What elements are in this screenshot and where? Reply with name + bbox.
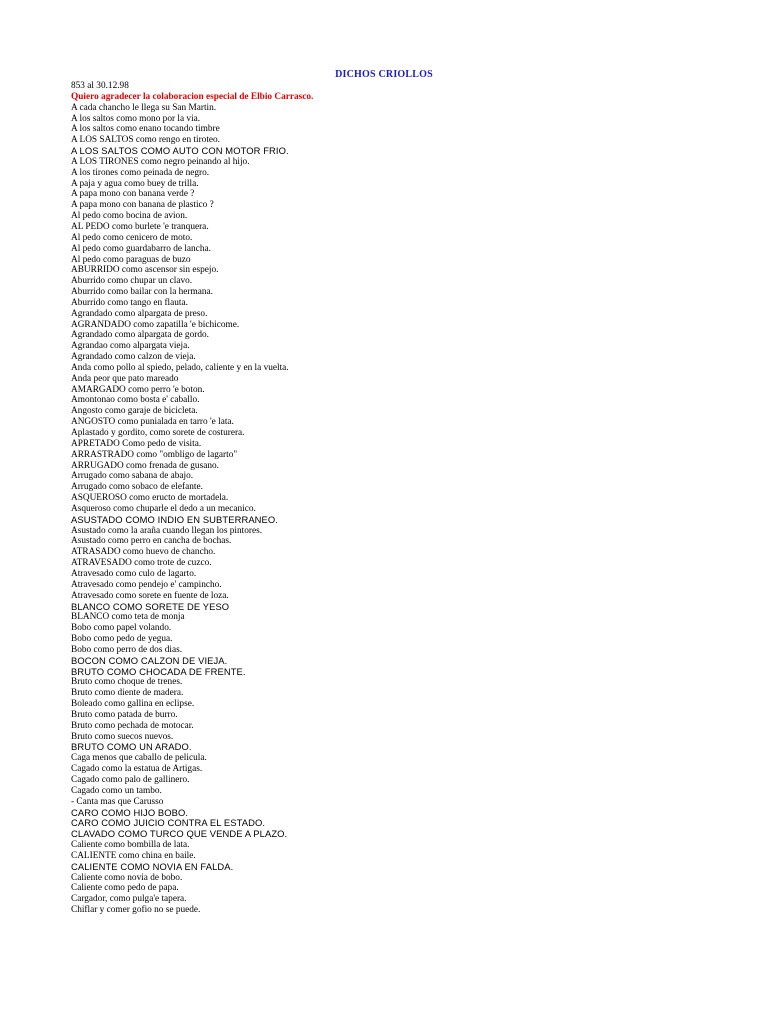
saying-line: Anda peor que pato mareado <box>71 373 179 384</box>
saying-line: Aplastado y gordito, como sorete de costurera. <box>71 428 245 438</box>
saying-line: Atravesado como culo de lagarto. <box>71 568 197 579</box>
saying-line: Bobo como papel volando. <box>71 623 172 634</box>
saying-line: Caliente como novia de bobo. <box>71 872 183 883</box>
document-title: DICHOS CRIOLLOS <box>335 69 433 80</box>
saying-line: Agrandado como calzon de vieja. <box>71 352 196 363</box>
saying-line: A papa mono con banana de plastico ? <box>71 200 214 211</box>
saying-line: BLANCO como teta de monja <box>71 612 185 623</box>
saying-line: BLANCO COMO SORETE DE YESO <box>71 600 230 612</box>
saying-line: CARO COMO JUICIO CONTRA EL ESTADO. <box>71 817 266 829</box>
saying-line: Agrandado como alpargata de gordo. <box>71 330 209 341</box>
saying-line: - Canta mas que Carusso <box>71 796 164 807</box>
saying-line: CALIENTE COMO NOVIA EN FALDA. <box>71 860 234 872</box>
saying-line: ARRUGADO como frenada de gusano. <box>71 460 219 471</box>
saying-line: Boleado como gallina en eclipse. <box>71 699 195 710</box>
saying-line: CARO COMO HIJO BOBO. <box>71 806 189 818</box>
saying-line: ARRASTRADO como "ombligo de lagarto" <box>71 449 238 460</box>
saying-line: A LOS SALTOS COMO AUTO CON MOTOR FRIO. <box>71 145 289 157</box>
saying-line: APRETADO Como pedo de visita. <box>71 438 202 449</box>
saying-line: ASUSTADO COMO INDIO EN SUBTERRANEO. <box>71 513 278 525</box>
saying-line: Chiflar y comer gofio no se puede. <box>71 905 201 916</box>
saying-line: Bruto como patada de burro. <box>71 709 178 720</box>
saying-line: Bruto como choque de trenes. <box>71 677 183 688</box>
saying-line: Agrandao como alpargata vieja. <box>71 341 190 352</box>
saying-line: Agrandado como alpargata de preso. <box>71 308 208 319</box>
saying-line: Bruto como suecos nuevos. <box>71 731 174 742</box>
saying-line: Asustado como perro en cancha de bochas. <box>71 536 232 547</box>
saying-line: A papa mono con banana verde ? <box>71 189 195 200</box>
saying-line: AGRANDADO como zapatilla 'e bichicome. <box>71 319 240 330</box>
saying-line: ATRASADO como huevo de chancho. <box>71 547 216 558</box>
saying-line: Atravesado como pendejo e' campincho. <box>71 579 222 590</box>
saying-line: ANGOSTO como punialada en tarro 'e lata. <box>71 417 234 428</box>
saying-line: Aburrido como bailar con la hermana. <box>71 287 213 298</box>
saying-line: Cagado como la estatua de Artigas. <box>71 764 203 775</box>
saying-line: Aburrido como tango en flauta. <box>71 297 188 308</box>
saying-line: ATRAVESADO como trote de cuzco. <box>71 558 212 569</box>
saying-line: Amontonao como bosta e' caballo. <box>71 395 200 406</box>
saying-line: Al pedo como paraguas de buzo <box>71 254 191 265</box>
saying-line: CALIENTE como china en baile. <box>71 850 196 861</box>
saying-line: Bobo como perro de dos dias. <box>71 644 183 655</box>
saying-line: Caliente como pedo de papa. <box>71 883 179 894</box>
saying-line: Al pedo como guardabarro de lancha. <box>71 243 211 254</box>
saying-line: Asqueroso como chuparle el dedo a un mecanico. <box>71 503 256 514</box>
saying-line: Cargador, como pulga'e tapera. <box>71 894 187 905</box>
saying-line: Angosto como garaje de bicicleta. <box>71 406 198 417</box>
saying-line: ASQUEROSO como eructo de mortadela. <box>71 493 229 504</box>
saying-line: Cagado como un tambo. <box>71 785 162 796</box>
saying-line: Bruto como pechada de motocar. <box>71 720 194 731</box>
saying-line: Aburrido como chupar un clavo. <box>71 276 193 287</box>
saying-line: Caga menos que caballo de pelicula. <box>71 753 207 764</box>
saying-line: A los saltos como mono por la via. <box>71 113 201 124</box>
saying-line: AL PEDO como burlete 'e tranquera. <box>71 221 209 232</box>
saying-line: A paja y agua como buey de trilla. <box>71 178 199 189</box>
saying-line: A LOS SALTOS como rengo en tiroteo. <box>71 135 221 146</box>
saying-line: A los tirones como peinada de negro. <box>71 167 210 178</box>
saying-line: Al pedo como bocina de avion. <box>71 211 188 222</box>
saying-line: Al pedo como cenicero de moto. <box>71 232 193 243</box>
saying-line: Arrugado como sobaco de elefante. <box>71 482 203 493</box>
saying-line: AMARGADO como perro 'e boton. <box>71 384 205 395</box>
acknowledgement-line: Quiero agradecer la colaboracion especial de Elbio Carrasco. <box>71 91 314 102</box>
saying-line: CLAVADO COMO TURCO QUE VENDE A PLAZO. <box>71 828 288 840</box>
date-line: 853 al 30.12.98 <box>71 81 129 91</box>
saying-line: A cada chancho le llega su San Martin. <box>71 102 217 113</box>
saying-line: BRUTO COMO UN ARADO. <box>71 741 192 753</box>
saying-line: Asustado como la araña cuando llegan los pintores. <box>71 525 263 536</box>
saying-line: Bruto como diente de madera. <box>71 688 184 699</box>
saying-line: Caliente como bombilla de lata. <box>71 840 190 851</box>
saying-line: Cagado como palo de gallinero. <box>71 775 190 785</box>
saying-line: A LOS TIRONES como negro peinando al hijo. <box>71 156 250 167</box>
saying-line: Atravesado como sorete en fuente de loza. <box>71 590 229 601</box>
saying-line: Arrugado como sabana de abajo. <box>71 471 194 482</box>
saying-line: A los saltos como enano tocando timbre <box>71 124 220 135</box>
sayings-list <box>71 81 711 916</box>
saying-line: BOCON COMO CALZON DE VIEJA. <box>71 654 228 666</box>
saying-line: ABURRIDO como ascensor sin espejo. <box>71 265 219 276</box>
saying-line: Anda como pollo al spiedo, pelado, caliente y en la vuelta. <box>71 362 289 373</box>
saying-line: BRUTO COMO CHOCADA DE FRENTE. <box>71 665 246 677</box>
saying-line: Bobo como pedo de yegua. <box>71 634 173 645</box>
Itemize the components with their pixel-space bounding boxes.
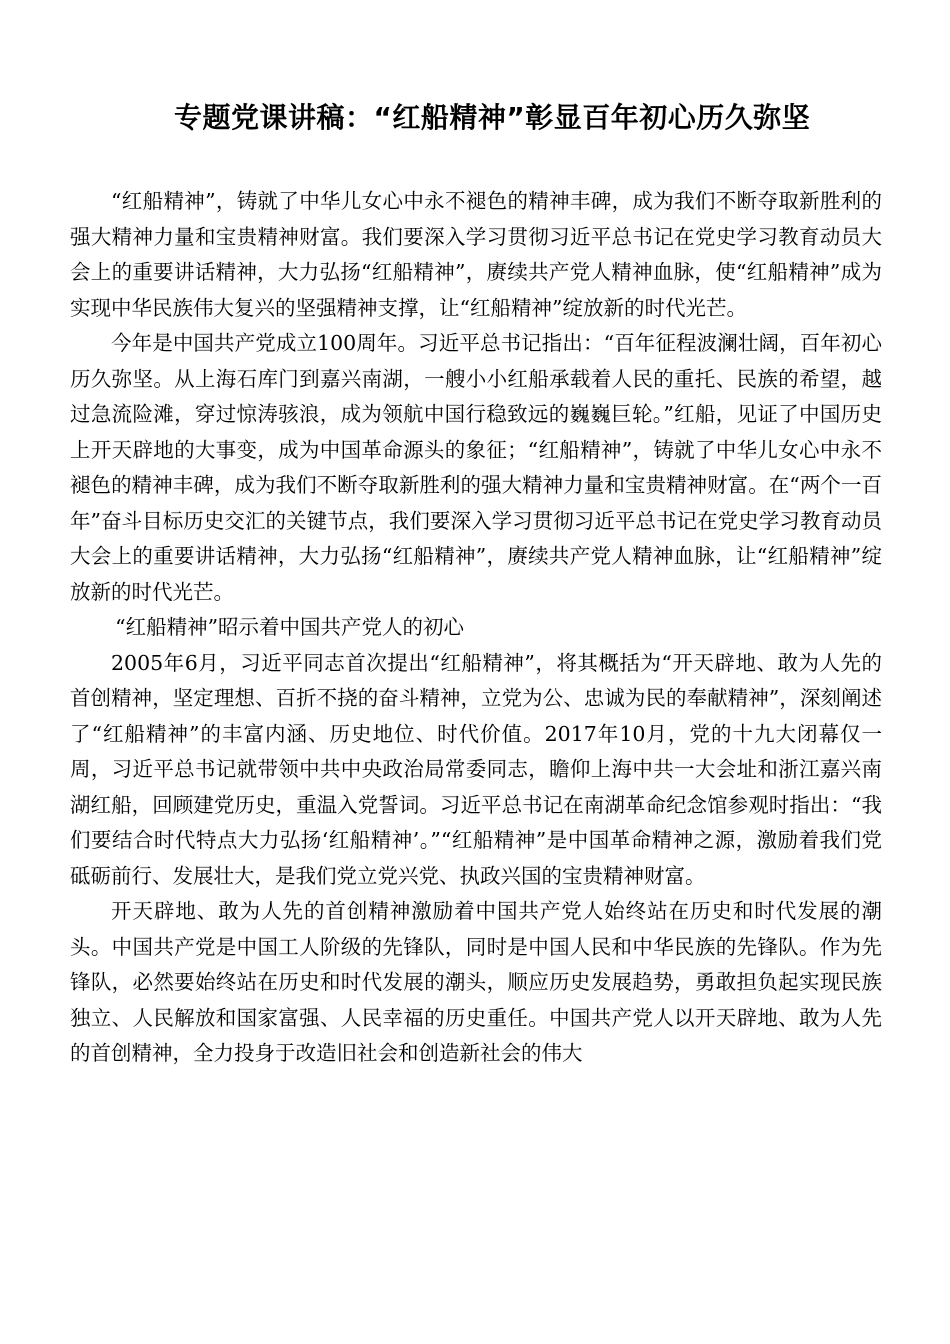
paragraph: 今年是中国共产党成立100周年。习近平总书记指出：“百年征程波澜壮阔，百年初心历久弥坚。从上海石库门到嘉兴南湖，一艘小小红船承载着人民的重托、民族的希望，越过急流险滩，穿过惊涛骇浪，成为领航中国行稳致远的巍巍巨轮。”红船，见证了中国历史上开天辟地的大事变，成为中国革命源头的象征；“红船精神”，铸就了中华儿女心中永不褪色的精神丰碑，成为我们不断夺取新胜利的强大精神力量和宝贵精神财富。在“两个一百年”奋斗目标历史交汇的关键节点，我们要深入学习贯彻习近平总书记在党史学习教育动员大会上的重要讲话精神，大力弘扬“红船精神”，赓续共产党人精神血脉，让“红船精神”绽放新的时代光芒。 — [70, 331, 882, 604]
paragraph: “红船精神”，铸就了中华儿女心中永不褪色的精神丰碑，成为我们不断夺取新胜利的强大精神力量和宝贵精神财富。我们要深入学习贯彻习近平总书记在党史学习教育动员大会上的重要讲话精神，大力弘扬“红船精神”，赓续共产党人精神血脉，使“红船精神”成为实现中华民族伟大复兴的坚强精神支撑，让“红船精神”绽放新的时代光芒。 — [70, 189, 882, 320]
document-title: 专题党课讲稿：“红船精神”彰显百年初心历久弥坚 — [174, 101, 811, 134]
document-body — [70, 184, 882, 1072]
paragraph: 2005年6月，习近平同志首次提出“红船精神”，将其概括为“开天辟地、敢为人先的首创精神，坚定理想、百折不挠的奋斗精神，立党为公、忠诚为民的奉献精神”，深刻阐述了“红船精神”的丰富内涵、历史地位、时代价值。2017年10月，党的十九大闭幕仅一周，习近平总书记就带领中共中央政治局常委同志，瞻仰上海中共一大会址和浙江嘉兴南湖红船，回顾建党历史，重温入党誓词。习近平总书记在南湖革命纪念馆参观时指出：“我们要结合时代特点大力弘扬‘红船精神’。”“红船精神”是中国革命精神之源，激励着我们党砥砺前行、发展壮大，是我们党立党兴党、执政兴国的宝贵精神财富。 — [70, 650, 882, 888]
paragraph: 开天辟地、敢为人先的首创精神激励着中国共产党人始终站在历史和时代发展的潮头。中国共产党是中国工人阶级的先锋队，同时是中国人民和中华民族的先锋队。作为先锋队，必然要始终站在历史和时代发展的潮头，顺应历史发展趋势，勇敢担负起实现民族独立、人民解放和国家富强、人民幸福的历史重任。中国共产党人以开天辟地、敢为人先的首创精神，全力投身于改造旧社会和创造新社会的伟大 — [70, 899, 882, 1065]
section-heading: “红船精神”昭示着中国共产党人的初心 — [115, 615, 465, 639]
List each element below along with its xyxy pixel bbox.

^^^^^^^^

Task directions: Starting at the line containing "331, 882, 604]" and ending at the close of the material, reproduce those lines with "paragraph" changed to "text-block" wherever it occurs. Leave everything else unaltered.

Right answer:
text-block: 今年是中国共产党成立100周年。习近平总书记指出：“百年征程波澜壮阔，百年初心历久弥坚。从上海石库门到嘉兴南湖，一艘小小红船承载着人民的重托、民族的希望，越过急流险滩，穿过惊涛骇浪，成为领航中国行稳致远的巍巍巨轮。”红船，见证了中国历史上开天辟地的大事变，成为中国革命源头的象征；“红船精神”，铸就了中华儿女心中永不褪色的精神丰碑，成为我们不断夺取新胜利的强大精神力量和宝贵精神财富。在“两个一百年”奋斗目标历史交汇的关键节点，我们要深入学习贯彻习近平总书记在党史学习教育动员大会上的重要讲话精神，大力弘扬“红船精神”，赓续共产党人精神血脉，让“红船精神”绽放新的时代光芒。 — [70, 331, 882, 604]
text-block: “红船精神”，铸就了中华儿女心中永不褪色的精神丰碑，成为我们不断夺取新胜利的强大精神力量和宝贵精神财富。我们要深入学习贯彻习近平总书记在党史学习教育动员大会上的重要讲话精神，大力弘扬“红船精神”，赓续共产党人精神血脉，使“红船精神”成为实现中华民族伟大复兴的坚强精神支撑，让“红船精神”绽放新的时代光芒。 — [70, 189, 882, 320]
document-title: 专题党课讲稿：“红船精神”彰显百年初心历久弥坚 — [174, 101, 811, 134]
document-body — [70, 184, 882, 1072]
text-block: 2005年6月，习近平同志首次提出“红船精神”，将其概括为“开天辟地、敢为人先的首创精神，坚定理想、百折不挠的奋斗精神，立党为公、忠诚为民的奉献精神”，深刻阐述了“红船精神”的丰富内涵、历史地位、时代价值。2017年10月，党的十九大闭幕仅一周，习近平总书记就带领中共中央政治局常委同志，瞻仰上海中共一大会址和浙江嘉兴南湖红船，回顾建党历史，重温入党誓词。习近平总书记在南湖革命纪念馆参观时指出：“我们要结合时代特点大力弘扬‘红船精神’。”“红船精神”是中国革命精神之源，激励着我们党砥砺前行、发展壮大，是我们党立党兴党、执政兴国的宝贵精神财富。 — [70, 650, 882, 888]
text-block: 开天辟地、敢为人先的首创精神激励着中国共产党人始终站在历史和时代发展的潮头。中国共产党是中国工人阶级的先锋队，同时是中国人民和中华民族的先锋队。作为先锋队，必然要始终站在历史和时代发展的潮头，顺应历史发展趋势，勇敢担负起实现民族独立、人民解放和国家富强、人民幸福的历史重任。中国共产党人以开天辟地、敢为人先的首创精神，全力投身于改造旧社会和创造新社会的伟大 — [70, 899, 882, 1065]
section-heading: “红船精神”昭示着中国共产党人的初心 — [115, 615, 465, 639]
List each element below along with its xyxy pixel bbox.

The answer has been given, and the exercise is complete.